» **Written instruction**: Read the material below and tally how many lines hold the word "具体书写要求", giving the number and nothing else.

» **Record list**:
**********

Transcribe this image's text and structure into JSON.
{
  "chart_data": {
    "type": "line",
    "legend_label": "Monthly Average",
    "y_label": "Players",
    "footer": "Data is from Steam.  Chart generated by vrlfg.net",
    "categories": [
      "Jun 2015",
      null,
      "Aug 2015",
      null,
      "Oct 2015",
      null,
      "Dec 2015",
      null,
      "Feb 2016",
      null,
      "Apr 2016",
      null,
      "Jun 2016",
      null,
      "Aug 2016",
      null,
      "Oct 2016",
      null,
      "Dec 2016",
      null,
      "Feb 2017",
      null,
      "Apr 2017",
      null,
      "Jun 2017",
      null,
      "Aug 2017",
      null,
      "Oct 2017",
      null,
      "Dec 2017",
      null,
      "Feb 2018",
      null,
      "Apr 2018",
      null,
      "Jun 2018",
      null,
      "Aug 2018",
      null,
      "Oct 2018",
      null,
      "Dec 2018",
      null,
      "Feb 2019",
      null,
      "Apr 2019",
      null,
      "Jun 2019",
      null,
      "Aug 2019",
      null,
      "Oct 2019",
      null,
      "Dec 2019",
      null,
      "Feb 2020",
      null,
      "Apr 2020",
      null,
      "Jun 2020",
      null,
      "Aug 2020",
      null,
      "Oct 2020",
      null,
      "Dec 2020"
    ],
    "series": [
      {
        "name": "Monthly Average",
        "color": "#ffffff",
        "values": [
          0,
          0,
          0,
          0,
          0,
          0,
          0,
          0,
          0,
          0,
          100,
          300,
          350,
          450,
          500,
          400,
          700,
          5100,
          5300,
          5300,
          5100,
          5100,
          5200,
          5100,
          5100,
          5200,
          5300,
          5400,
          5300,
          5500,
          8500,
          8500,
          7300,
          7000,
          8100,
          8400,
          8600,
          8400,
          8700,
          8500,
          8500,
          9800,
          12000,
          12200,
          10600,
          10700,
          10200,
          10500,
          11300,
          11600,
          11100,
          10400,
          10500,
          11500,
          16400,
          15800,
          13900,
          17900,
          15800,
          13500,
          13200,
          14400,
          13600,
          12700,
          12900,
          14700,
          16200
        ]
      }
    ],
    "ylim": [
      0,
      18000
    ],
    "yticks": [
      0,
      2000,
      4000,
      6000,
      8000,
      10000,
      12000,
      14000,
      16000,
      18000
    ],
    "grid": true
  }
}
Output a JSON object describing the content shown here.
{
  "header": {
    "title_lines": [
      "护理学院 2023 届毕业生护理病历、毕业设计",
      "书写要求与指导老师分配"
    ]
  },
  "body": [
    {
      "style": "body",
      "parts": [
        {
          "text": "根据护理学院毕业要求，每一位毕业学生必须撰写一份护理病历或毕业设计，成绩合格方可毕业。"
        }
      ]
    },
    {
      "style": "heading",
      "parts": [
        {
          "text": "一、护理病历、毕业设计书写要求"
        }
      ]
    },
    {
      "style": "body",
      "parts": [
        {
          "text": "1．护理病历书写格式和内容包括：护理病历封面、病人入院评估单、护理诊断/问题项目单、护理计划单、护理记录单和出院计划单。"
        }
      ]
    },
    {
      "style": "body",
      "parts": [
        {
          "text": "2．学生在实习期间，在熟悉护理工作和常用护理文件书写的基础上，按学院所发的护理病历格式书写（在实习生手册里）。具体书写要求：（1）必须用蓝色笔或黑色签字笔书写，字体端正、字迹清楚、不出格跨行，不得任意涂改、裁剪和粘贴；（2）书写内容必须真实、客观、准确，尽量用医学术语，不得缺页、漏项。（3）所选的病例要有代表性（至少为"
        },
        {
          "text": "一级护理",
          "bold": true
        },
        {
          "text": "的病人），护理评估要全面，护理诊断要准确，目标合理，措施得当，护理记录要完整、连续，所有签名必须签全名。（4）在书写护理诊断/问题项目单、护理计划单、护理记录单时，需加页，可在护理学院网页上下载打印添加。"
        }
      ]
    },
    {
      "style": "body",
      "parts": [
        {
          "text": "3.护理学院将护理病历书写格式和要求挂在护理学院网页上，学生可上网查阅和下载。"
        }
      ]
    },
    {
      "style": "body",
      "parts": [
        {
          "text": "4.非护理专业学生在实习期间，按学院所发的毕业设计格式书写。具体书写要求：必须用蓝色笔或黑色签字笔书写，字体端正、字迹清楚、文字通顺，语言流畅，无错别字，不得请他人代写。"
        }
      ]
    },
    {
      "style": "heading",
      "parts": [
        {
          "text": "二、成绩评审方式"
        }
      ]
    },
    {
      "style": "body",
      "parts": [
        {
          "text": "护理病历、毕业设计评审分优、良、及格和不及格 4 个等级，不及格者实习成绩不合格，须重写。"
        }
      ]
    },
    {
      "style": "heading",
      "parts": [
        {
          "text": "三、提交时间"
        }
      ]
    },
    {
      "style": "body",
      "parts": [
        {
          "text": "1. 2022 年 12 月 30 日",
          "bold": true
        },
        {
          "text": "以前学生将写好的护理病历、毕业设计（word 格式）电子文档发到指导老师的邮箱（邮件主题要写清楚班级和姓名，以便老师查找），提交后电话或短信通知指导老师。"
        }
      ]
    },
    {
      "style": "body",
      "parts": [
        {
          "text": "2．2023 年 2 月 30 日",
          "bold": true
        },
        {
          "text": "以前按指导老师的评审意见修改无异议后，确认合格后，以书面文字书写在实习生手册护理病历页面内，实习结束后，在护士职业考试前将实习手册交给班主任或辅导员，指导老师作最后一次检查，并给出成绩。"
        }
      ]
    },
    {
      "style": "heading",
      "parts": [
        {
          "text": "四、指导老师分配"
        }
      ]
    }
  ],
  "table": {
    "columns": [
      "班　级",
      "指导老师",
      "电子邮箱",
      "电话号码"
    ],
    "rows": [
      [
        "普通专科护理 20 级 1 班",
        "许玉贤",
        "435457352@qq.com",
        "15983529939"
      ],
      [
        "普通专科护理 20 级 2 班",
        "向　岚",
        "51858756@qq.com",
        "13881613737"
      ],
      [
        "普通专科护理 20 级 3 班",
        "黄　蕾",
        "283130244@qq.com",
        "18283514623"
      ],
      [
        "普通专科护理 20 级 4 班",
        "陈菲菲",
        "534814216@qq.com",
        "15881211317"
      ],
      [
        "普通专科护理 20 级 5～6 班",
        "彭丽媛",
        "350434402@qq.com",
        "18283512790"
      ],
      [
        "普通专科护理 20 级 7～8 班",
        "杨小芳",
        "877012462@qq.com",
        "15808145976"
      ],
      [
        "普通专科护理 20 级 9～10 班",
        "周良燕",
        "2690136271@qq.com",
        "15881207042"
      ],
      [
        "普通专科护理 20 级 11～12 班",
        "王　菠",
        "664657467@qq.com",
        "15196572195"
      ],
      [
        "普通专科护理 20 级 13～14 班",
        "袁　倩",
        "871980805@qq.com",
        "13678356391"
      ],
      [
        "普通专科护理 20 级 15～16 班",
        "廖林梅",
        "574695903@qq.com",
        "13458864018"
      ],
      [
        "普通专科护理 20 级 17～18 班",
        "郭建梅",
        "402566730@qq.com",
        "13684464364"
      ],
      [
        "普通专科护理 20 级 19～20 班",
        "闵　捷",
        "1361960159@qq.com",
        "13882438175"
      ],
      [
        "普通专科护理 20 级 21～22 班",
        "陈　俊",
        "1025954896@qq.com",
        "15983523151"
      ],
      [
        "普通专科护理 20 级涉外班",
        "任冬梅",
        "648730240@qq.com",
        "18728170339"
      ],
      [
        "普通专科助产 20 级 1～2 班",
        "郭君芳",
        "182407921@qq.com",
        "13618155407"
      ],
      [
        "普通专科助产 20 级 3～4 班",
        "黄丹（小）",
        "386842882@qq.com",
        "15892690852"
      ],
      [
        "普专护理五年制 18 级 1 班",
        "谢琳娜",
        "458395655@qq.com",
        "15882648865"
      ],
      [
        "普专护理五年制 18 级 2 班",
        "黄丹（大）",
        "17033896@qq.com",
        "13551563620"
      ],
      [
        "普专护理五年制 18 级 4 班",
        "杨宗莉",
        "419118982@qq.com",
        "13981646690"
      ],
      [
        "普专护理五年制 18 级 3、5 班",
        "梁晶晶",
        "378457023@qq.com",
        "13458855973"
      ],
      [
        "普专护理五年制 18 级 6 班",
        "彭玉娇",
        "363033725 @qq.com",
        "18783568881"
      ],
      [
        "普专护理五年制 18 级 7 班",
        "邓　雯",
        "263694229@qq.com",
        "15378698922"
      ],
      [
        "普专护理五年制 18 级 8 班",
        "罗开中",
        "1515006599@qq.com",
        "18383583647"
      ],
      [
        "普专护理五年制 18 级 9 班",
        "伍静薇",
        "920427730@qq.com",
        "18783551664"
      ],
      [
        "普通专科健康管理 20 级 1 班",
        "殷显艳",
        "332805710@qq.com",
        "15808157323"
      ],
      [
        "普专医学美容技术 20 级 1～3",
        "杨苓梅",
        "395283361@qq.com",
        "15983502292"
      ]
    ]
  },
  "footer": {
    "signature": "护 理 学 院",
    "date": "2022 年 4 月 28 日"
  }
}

**********

» **Final result**: 2